Copy out every line of the material below without changing any of it.

>> Start INPUT DATA

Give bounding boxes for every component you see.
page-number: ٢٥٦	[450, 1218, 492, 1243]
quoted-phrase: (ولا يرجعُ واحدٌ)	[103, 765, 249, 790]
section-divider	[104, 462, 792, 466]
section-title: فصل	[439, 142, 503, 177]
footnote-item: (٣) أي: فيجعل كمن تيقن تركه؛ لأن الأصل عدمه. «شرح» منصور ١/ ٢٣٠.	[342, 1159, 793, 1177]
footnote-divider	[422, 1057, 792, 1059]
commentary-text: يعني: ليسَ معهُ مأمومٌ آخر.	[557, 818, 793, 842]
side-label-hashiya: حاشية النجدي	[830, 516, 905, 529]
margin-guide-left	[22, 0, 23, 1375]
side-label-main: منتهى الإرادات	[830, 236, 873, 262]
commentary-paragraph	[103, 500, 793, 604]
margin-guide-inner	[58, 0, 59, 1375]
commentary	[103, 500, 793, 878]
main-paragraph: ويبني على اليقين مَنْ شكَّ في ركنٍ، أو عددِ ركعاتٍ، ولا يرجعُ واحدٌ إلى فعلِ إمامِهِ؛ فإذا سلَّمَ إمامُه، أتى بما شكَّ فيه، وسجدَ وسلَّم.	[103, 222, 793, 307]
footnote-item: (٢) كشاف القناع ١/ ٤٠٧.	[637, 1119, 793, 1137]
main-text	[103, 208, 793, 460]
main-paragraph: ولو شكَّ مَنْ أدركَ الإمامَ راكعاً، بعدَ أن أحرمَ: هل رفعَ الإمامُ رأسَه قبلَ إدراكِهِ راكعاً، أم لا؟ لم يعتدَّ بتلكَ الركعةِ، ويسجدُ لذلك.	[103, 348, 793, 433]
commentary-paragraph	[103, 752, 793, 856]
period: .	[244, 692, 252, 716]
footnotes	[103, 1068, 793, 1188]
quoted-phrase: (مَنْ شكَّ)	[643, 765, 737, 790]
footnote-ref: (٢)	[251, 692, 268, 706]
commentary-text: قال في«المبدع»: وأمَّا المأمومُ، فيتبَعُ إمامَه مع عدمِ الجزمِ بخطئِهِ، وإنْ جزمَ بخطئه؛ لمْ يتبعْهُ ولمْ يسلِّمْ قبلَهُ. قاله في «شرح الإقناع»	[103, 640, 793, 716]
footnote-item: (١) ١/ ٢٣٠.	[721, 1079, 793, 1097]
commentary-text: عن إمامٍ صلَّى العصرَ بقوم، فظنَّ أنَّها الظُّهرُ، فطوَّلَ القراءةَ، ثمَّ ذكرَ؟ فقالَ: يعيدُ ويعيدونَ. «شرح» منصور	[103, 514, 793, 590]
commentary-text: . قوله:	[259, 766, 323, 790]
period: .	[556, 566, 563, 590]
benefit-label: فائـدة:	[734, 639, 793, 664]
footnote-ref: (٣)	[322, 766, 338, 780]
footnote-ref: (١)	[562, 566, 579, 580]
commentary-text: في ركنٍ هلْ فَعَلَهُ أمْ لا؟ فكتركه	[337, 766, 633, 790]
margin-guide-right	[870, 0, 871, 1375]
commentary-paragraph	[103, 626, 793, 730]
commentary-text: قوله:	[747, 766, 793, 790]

>> End INPUT DATA

**RESPONSE**
Give bounding boxes for every component you see.
page-number: ٢٥٦	[450, 1218, 492, 1243]
quoted-phrase: (ولا يرجعُ واحدٌ)	[103, 765, 249, 790]
section-divider	[104, 462, 792, 466]
section-title: فصل	[439, 142, 503, 177]
footnote-item: (٣) أي: فيجعل كمن تيقن تركه؛ لأن الأصل عدمه. «شرح» منصور ١/ ٢٣٠.	[342, 1159, 793, 1177]
footnote-divider	[422, 1057, 792, 1059]
commentary-text: يعني: ليسَ معهُ مأمومٌ آخر.	[557, 818, 793, 842]
side-label-hashiya: حاشية النجدي	[830, 516, 905, 529]
margin-guide-left	[22, 0, 23, 1375]
side-label-main: منتهى الإرادات	[830, 236, 873, 262]
commentary-paragraph	[103, 500, 793, 604]
margin-guide-inner	[58, 0, 59, 1375]
commentary	[103, 500, 793, 878]
main-paragraph: ويبني على اليقين مَنْ شكَّ في ركنٍ، أو عددِ ركعاتٍ، ولا يرجعُ واحدٌ إلى فعلِ إمامِهِ؛ فإذا سلَّمَ إمامُه، أتى بما شكَّ فيه، وسجدَ وسلَّم.	[103, 222, 793, 307]
footnote-item: (٢) كشاف القناع ١/ ٤٠٧.	[637, 1119, 793, 1137]
main-text	[103, 208, 793, 460]
main-paragraph: ولو شكَّ مَنْ أدركَ الإمامَ راكعاً، بعدَ أن أحرمَ: هل رفعَ الإمامُ رأسَه قبلَ إدراكِهِ راكعاً، أم لا؟ لم يعتدَّ بتلكَ الركعةِ، ويسجدُ لذلك.	[103, 348, 793, 433]
commentary-paragraph	[103, 752, 793, 856]
period: .	[244, 692, 252, 716]
footnotes	[103, 1068, 793, 1188]
quoted-phrase: (مَنْ شكَّ)	[643, 765, 737, 790]
footnote-ref: (٢)	[251, 692, 268, 706]
commentary-text: قال في«المبدع»: وأمَّا المأمومُ، فيتبَعُ إمامَه مع عدمِ الجزمِ بخطئِهِ، وإنْ جزمَ بخطئه؛ لمْ يتبعْهُ ولمْ يسلِّمْ قبلَهُ. قاله في «شرح الإقناع»	[103, 640, 793, 716]
footnote-item: (١) ١/ ٢٣٠.	[721, 1079, 793, 1097]
commentary-text: عن إمامٍ صلَّى العصرَ بقوم، فظنَّ أنَّها الظُّهرُ، فطوَّلَ القراءةَ، ثمَّ ذكرَ؟ فقالَ: يعيدُ ويعيدونَ. «شرح» منصور	[103, 514, 793, 590]
commentary-text: . قوله:	[259, 766, 323, 790]
period: .	[556, 566, 563, 590]
benefit-label: فائـدة:	[734, 639, 793, 664]
footnote-ref: (٣)	[322, 766, 338, 780]
footnote-ref: (١)	[562, 566, 579, 580]
commentary-text: في ركنٍ هلْ فَعَلَهُ أمْ لا؟ فكتركه	[337, 766, 633, 790]
margin-guide-right	[870, 0, 871, 1375]
commentary-paragraph	[103, 626, 793, 730]
commentary-text: قوله:	[747, 766, 793, 790]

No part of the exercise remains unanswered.